Required action 1
Summarize the Suzuki LT500R specification list in two sentences.
Required action 2
According to the Suzuki LT500R specification list, what are the engine's bore and stroke?
Required action 3
Resume the Suzuki LT500R specification list after its wheelbase entry.

Exercise text
▶
Suzuki LT500R
- Manufacturer: Suzuki
- Production: 1987–1990
- Class: 500cc ATV/quad bike
- Engine: 500 cc (31 cu in), single-cylinder, 2-stroke, liquid-cooled
- Bore / stroke: 86 mm × 86 mm (3.4 in × 3.4 in)
- Power: 50–70 bhp (37–52 kW)
- Torque: 46 lb⋅ft (62 N⋅m)
- Transmission: 5-speed, constant-mesh sequential manual, chain final drive
- Suspension: Double A-arm with adjustable preload (front) Full Floater linkage, adjustable preload (rear)
- Brakes: Triple-hydraulic disc, single-piston caliper
- Wheelbase: 53 in (1,300 mm)
◀
(Document understanding data)
▶
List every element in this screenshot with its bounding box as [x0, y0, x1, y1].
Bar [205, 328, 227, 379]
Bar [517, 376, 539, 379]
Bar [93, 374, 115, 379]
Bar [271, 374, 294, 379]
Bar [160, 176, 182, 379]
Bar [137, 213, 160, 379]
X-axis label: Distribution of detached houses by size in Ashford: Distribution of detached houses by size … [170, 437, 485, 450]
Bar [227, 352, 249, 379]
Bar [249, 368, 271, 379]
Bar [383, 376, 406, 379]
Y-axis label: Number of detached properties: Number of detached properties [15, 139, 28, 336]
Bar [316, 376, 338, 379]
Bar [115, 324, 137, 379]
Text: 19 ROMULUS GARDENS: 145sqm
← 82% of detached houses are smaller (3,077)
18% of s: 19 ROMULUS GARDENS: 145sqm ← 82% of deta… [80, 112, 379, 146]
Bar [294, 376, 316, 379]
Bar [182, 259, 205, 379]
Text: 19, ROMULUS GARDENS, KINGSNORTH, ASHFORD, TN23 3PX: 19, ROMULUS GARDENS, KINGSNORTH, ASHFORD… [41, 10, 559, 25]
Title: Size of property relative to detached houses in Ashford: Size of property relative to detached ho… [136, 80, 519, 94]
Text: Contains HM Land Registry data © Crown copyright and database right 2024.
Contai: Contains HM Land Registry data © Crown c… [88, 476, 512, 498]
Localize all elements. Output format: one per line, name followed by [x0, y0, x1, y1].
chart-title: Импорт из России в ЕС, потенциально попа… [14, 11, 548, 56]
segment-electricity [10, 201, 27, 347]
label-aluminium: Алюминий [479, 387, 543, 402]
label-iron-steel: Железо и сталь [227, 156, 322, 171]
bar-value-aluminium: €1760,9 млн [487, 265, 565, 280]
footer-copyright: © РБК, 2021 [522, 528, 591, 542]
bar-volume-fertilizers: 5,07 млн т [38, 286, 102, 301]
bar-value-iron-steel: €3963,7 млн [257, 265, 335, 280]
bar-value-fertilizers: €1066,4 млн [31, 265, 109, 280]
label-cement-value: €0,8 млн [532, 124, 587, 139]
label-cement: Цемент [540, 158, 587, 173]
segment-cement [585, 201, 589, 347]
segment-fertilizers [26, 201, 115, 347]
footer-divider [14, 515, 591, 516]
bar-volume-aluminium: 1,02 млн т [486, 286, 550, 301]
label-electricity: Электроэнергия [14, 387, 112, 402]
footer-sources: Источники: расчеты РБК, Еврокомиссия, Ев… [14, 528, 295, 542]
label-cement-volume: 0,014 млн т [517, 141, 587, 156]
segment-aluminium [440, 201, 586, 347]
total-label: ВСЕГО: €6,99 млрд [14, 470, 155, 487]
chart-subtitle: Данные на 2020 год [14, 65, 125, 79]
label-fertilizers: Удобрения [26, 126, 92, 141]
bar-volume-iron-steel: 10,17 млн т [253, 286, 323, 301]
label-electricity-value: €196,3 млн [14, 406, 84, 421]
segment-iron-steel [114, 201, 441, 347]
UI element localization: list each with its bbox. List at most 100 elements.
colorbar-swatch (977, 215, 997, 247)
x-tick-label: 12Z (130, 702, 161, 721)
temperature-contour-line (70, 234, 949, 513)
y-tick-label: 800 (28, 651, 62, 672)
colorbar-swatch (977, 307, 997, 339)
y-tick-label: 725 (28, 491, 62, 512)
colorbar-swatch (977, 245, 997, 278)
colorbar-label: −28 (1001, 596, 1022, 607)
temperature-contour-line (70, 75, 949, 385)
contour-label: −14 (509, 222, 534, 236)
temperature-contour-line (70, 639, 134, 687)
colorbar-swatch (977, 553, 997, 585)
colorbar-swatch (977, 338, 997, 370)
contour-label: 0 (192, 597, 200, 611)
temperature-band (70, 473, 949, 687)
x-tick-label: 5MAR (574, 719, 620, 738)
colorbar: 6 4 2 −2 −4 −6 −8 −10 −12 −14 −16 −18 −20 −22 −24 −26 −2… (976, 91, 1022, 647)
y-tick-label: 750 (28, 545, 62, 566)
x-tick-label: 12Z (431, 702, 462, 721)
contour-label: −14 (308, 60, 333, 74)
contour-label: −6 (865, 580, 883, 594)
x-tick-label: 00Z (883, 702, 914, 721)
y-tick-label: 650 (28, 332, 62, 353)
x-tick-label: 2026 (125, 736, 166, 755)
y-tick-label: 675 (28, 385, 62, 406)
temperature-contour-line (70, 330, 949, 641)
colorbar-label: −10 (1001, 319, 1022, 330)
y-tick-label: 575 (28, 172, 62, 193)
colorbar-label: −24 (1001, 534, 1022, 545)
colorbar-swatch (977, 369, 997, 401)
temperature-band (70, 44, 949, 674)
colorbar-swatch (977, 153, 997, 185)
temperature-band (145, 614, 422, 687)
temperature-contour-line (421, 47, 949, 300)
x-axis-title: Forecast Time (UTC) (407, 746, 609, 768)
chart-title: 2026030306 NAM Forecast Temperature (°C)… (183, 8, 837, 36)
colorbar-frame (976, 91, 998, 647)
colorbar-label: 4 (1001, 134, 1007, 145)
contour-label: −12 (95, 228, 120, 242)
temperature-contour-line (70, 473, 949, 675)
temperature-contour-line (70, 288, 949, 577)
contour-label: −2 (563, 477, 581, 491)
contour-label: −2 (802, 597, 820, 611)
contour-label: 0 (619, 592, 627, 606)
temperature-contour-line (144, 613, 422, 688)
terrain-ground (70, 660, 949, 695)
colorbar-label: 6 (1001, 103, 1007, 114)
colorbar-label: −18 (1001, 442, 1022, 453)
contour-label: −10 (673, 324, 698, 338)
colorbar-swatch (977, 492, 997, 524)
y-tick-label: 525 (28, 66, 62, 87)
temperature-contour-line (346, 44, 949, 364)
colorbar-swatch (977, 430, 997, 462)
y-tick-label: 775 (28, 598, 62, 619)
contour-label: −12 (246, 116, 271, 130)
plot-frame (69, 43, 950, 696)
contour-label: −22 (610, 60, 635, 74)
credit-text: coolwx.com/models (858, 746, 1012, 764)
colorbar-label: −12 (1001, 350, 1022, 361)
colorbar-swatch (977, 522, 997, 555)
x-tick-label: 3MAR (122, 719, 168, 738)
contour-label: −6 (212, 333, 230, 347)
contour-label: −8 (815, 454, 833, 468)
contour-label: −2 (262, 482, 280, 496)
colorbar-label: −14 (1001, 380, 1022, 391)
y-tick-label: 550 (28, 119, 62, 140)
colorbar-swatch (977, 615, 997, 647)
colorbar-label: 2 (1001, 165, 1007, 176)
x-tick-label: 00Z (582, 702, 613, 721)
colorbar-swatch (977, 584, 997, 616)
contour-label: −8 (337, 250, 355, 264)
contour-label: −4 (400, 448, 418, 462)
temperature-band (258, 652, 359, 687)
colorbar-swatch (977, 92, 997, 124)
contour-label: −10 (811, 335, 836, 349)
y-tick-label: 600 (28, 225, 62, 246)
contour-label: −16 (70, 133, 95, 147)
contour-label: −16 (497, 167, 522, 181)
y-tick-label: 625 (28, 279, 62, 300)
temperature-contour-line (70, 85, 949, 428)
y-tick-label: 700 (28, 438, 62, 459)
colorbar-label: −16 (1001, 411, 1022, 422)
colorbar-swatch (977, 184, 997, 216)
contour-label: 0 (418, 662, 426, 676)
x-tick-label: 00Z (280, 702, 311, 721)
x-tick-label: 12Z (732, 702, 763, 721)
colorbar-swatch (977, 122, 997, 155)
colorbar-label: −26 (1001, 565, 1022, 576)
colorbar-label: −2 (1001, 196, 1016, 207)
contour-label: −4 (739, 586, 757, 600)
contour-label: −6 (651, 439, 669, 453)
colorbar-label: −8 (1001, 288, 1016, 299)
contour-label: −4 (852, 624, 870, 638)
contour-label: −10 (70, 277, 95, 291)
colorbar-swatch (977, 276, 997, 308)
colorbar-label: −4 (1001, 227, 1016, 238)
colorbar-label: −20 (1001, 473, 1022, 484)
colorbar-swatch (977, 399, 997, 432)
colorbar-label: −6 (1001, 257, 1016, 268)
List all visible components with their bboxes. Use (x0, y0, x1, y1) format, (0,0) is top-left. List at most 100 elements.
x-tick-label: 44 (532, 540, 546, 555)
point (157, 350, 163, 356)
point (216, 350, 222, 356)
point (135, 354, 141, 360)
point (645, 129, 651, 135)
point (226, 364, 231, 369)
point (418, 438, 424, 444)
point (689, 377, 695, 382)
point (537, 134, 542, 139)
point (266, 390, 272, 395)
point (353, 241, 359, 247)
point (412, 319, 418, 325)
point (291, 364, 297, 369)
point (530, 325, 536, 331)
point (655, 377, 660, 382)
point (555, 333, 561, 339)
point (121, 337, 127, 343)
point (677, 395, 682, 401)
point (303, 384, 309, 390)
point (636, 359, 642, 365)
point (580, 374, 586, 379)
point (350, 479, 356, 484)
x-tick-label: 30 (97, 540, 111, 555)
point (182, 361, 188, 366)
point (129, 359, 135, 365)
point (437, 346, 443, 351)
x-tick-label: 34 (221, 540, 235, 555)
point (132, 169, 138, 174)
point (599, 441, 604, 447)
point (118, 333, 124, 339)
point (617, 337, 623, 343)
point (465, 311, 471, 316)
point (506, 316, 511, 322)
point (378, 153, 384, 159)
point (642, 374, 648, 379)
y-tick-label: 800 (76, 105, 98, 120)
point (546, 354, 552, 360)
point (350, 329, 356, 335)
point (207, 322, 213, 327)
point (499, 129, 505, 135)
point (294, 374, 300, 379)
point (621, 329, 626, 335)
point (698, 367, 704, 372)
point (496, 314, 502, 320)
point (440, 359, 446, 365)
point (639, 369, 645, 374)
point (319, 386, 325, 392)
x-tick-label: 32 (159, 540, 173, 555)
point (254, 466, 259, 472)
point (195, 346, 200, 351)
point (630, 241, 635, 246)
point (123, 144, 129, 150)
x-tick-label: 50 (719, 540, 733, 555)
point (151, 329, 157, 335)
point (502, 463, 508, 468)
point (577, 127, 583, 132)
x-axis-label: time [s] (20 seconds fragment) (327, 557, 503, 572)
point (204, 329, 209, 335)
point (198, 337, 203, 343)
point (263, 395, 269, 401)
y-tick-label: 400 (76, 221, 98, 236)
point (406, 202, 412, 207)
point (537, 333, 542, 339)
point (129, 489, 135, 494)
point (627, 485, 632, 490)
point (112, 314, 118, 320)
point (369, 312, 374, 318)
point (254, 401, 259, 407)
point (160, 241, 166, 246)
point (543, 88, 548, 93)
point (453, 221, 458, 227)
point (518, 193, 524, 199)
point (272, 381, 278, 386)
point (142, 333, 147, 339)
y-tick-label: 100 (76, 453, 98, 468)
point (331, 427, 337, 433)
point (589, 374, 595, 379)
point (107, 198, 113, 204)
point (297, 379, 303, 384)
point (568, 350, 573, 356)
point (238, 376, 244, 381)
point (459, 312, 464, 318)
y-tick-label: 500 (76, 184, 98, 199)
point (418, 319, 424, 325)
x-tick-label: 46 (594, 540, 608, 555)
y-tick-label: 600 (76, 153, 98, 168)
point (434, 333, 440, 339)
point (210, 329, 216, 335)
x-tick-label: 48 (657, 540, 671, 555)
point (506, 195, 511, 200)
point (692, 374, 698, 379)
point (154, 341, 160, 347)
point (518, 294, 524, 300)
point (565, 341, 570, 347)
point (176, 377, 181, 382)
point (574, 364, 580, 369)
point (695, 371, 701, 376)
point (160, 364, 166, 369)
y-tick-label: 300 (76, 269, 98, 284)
◀
Your response 1
The Suzuki LT500R is a 500cc ATV/quad bike that Suzuki produced from 1987 to 1990. Its 500 cc single-cylinder, 2-stroke, liquid-cooled engine produces 50–70 bhp and 46 lb⋅ft of torque, and it has a 5-speed sequential manual transmission with chain final drive, triple-hydraulic disc brakes, and a 53 in wheelbase.

Your response 2
86 mm × 86 mm (3.4 in × 3.4 in).

Your response 3
- Dimensions: L: 75.6 in (1,920 mm) W: 47.4 in (1,200 mm) H: 43.7 in (1,110 mm)
- Weight: 392 lb (178 kg) (dry) 686 lb (311 kg) (GVWR) (wet)
- Fuel capacity: 3.4 US gal (13 L)

= Suzuki LT500R =

The Suzuki LT500R, also known as the QuadRacer 500, and nicknamed Quadzilla, is a two-stroke 499 cc ATV, designed, developed and built by Suzuki, and produced between 1987 and 1990.